[Dataset items]
━━━━━━━━━━━━━━━━━━━━

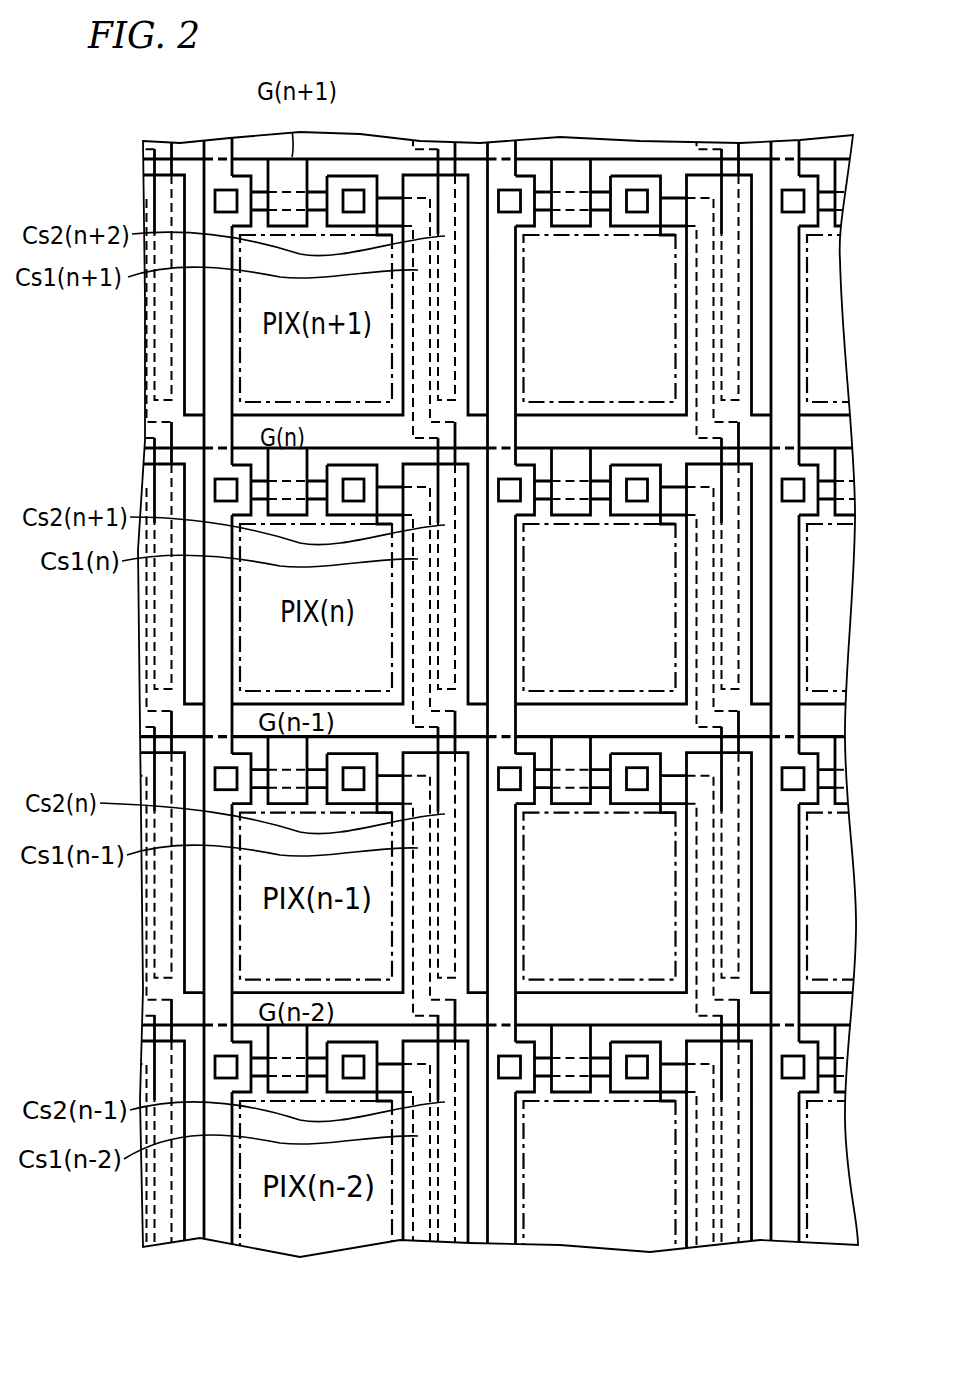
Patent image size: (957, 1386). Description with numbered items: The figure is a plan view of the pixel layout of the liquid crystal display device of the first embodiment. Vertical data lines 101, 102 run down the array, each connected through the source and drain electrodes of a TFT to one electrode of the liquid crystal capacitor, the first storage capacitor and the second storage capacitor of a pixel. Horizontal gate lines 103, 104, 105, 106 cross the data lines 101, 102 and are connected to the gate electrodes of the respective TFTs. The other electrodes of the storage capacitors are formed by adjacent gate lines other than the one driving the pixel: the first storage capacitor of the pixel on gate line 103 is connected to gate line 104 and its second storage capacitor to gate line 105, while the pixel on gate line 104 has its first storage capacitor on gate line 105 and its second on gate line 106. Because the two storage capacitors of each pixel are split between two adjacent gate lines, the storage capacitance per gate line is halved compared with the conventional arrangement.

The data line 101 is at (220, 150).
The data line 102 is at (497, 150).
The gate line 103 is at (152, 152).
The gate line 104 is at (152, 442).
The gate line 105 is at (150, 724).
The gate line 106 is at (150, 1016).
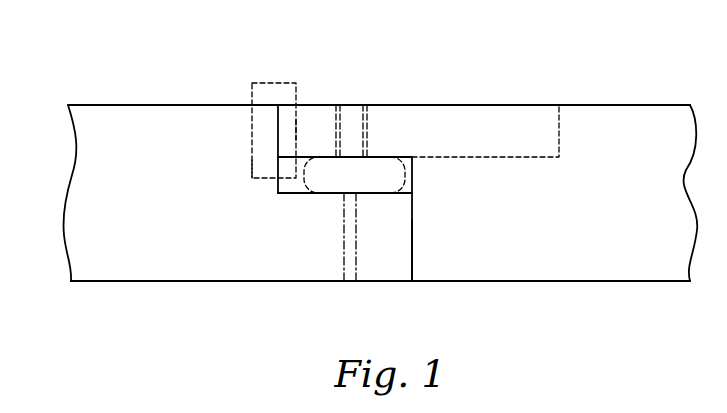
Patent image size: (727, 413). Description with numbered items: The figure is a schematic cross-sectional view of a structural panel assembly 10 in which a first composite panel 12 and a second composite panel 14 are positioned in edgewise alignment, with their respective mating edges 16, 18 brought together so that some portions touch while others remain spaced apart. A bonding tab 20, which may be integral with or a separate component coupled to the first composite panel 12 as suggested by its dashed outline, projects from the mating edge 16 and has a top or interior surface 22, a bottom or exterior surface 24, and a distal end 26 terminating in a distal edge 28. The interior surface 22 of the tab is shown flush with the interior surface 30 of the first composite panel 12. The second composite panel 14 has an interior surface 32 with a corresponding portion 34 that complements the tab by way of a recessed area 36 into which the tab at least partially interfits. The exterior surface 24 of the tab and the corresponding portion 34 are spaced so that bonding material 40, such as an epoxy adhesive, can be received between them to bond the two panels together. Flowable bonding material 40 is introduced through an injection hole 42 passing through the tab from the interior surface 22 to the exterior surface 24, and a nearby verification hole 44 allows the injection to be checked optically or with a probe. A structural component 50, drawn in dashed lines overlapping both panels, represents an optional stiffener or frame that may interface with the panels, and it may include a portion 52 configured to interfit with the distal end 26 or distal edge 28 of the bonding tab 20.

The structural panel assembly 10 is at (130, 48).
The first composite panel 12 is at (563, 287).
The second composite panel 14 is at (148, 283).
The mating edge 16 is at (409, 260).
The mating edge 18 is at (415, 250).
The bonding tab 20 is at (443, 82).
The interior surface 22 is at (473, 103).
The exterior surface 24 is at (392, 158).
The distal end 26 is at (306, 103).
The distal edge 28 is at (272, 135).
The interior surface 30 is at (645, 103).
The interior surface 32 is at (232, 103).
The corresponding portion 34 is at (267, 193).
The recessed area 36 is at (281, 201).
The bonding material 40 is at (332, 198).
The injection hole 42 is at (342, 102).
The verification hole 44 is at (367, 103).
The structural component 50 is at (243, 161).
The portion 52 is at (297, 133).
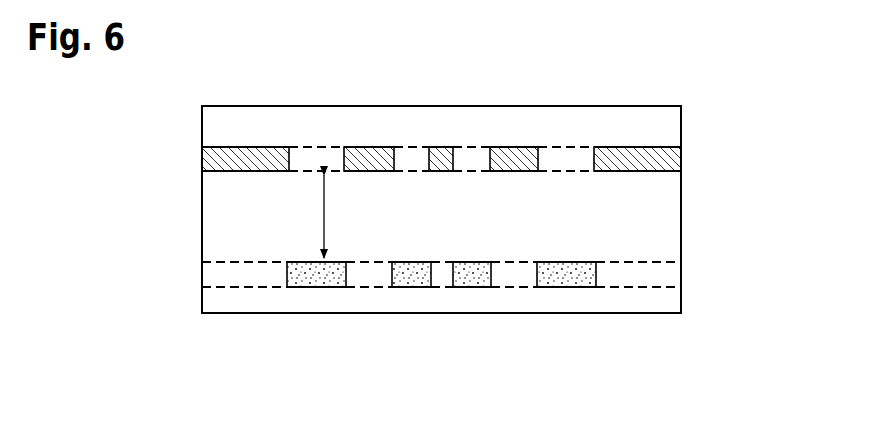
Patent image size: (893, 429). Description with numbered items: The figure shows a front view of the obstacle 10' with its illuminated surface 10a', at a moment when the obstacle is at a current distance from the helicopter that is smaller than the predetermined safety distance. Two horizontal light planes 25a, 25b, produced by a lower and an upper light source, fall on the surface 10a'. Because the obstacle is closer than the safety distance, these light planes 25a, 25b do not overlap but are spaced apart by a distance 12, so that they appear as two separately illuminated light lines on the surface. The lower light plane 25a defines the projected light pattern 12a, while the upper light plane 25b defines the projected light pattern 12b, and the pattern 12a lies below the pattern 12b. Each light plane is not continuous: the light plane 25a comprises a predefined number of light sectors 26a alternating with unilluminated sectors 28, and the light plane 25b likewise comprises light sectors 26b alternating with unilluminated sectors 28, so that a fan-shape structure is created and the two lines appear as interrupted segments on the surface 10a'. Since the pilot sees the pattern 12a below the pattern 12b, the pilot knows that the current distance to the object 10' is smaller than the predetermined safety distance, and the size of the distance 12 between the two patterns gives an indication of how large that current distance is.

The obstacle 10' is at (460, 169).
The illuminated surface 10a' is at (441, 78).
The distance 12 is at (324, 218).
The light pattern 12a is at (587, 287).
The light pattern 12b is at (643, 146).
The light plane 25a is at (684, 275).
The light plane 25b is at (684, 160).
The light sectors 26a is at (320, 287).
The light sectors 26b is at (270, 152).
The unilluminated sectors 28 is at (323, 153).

━━━━━━━━━━━━━━━━━━━━

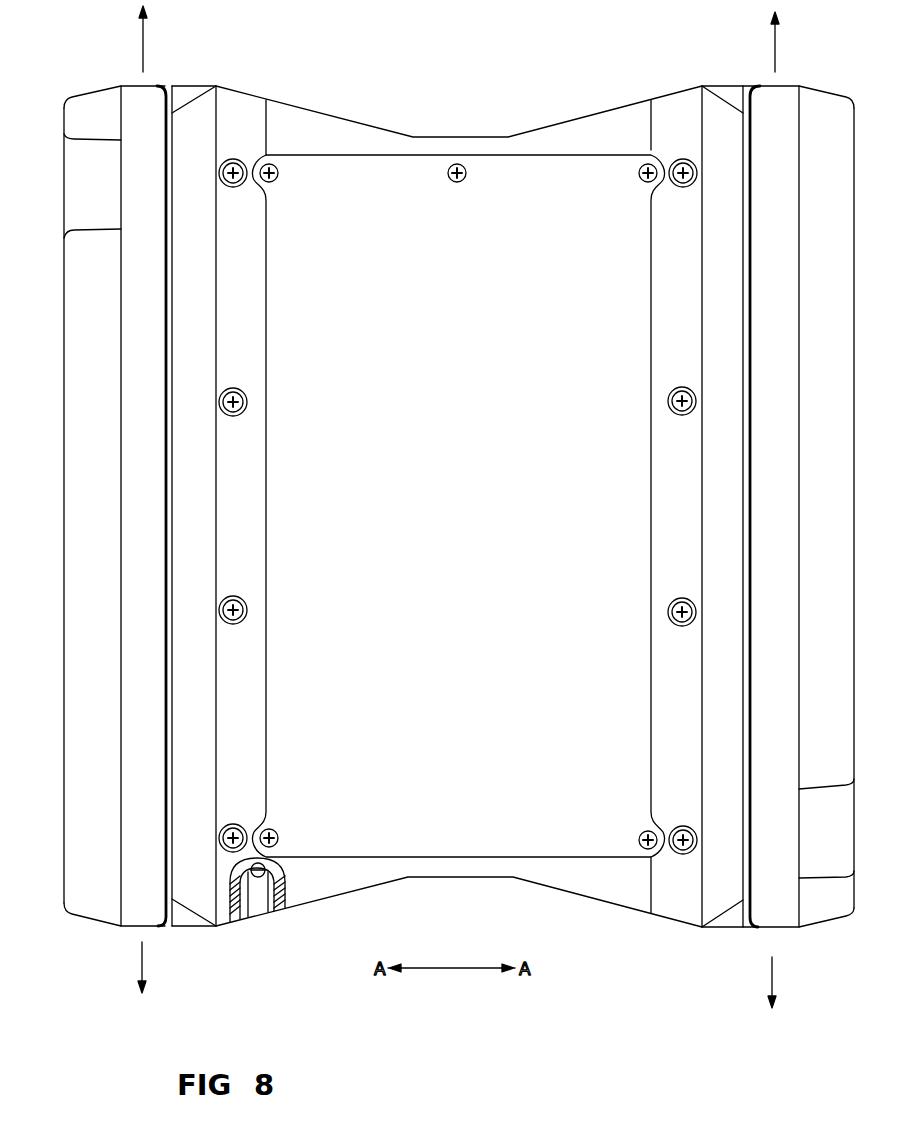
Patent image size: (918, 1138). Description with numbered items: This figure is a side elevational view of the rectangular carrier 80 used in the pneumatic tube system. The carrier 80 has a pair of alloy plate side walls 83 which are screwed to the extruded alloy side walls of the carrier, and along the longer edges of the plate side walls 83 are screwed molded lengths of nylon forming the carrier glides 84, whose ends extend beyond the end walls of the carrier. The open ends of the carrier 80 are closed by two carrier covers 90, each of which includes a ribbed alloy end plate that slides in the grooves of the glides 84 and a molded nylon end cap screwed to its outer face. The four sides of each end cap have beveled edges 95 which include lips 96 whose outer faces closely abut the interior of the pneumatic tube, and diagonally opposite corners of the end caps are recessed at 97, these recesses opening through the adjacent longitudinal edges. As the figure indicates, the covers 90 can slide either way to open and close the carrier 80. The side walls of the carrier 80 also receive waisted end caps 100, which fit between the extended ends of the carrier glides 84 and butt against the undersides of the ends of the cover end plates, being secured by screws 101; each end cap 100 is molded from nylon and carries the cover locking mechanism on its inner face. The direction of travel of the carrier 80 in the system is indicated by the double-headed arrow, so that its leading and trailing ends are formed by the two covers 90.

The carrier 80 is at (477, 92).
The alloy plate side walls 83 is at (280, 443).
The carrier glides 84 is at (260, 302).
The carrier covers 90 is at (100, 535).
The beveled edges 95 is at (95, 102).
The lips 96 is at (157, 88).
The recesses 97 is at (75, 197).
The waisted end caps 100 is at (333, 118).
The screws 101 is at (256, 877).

━━━━━━━━━━━━━━━━━━━━

- TASK PROMPT: Switch "pneumatic" to "vacuum" in the lines between the one holding "Patent image size: (918, 1138)." and the one holding "The carrier glides 84 is at (260, 302).", inclusive. Give only those lines, with everything else left unchanged.

- FINISHED TASK:
Patent image size: (918, 1138). Description with numbered items: This figure is a side elevational view of the rectangular carrier 80 used in the vacuum tube system. The carrier 80 has a pair of alloy plate side walls 83 which are screwed to the extruded alloy side walls of the carrier, and along the longer edges of the plate side walls 83 are screwed molded lengths of nylon forming the carrier glides 84, whose ends extend beyond the end walls of the carrier. The open ends of the carrier 80 are closed by two carrier covers 90, each of which includes a ribbed alloy end plate that slides in the grooves of the glides 84 and a molded nylon end cap screwed to its outer face. The four sides of each end cap have beveled edges 95 which include lips 96 whose outer faces closely abut the interior of the vacuum tube, and diagonally opposite corners of the end caps are recessed at 97, these recesses opening through the adjacent longitudinal edges. As the figure indicates, the covers 90 can slide either way to open and close the carrier 80. The side walls of the carrier 80 also receive waisted end caps 100, which fit between the extended ends of the carrier glides 84 and butt against the undersides of the ends of the cover end plates, being secured by screws 101; each end cap 100 is molded from nylon and carries the cover locking mechanism on its inner face. The direction of travel of the carrier 80 in the system is indicated by the double-headed arrow, so that its leading and trailing ends are formed by the two covers 90.

The carrier 80 is at (477, 92).
The alloy plate side walls 83 is at (280, 443).
The carrier glides 84 is at (260, 302).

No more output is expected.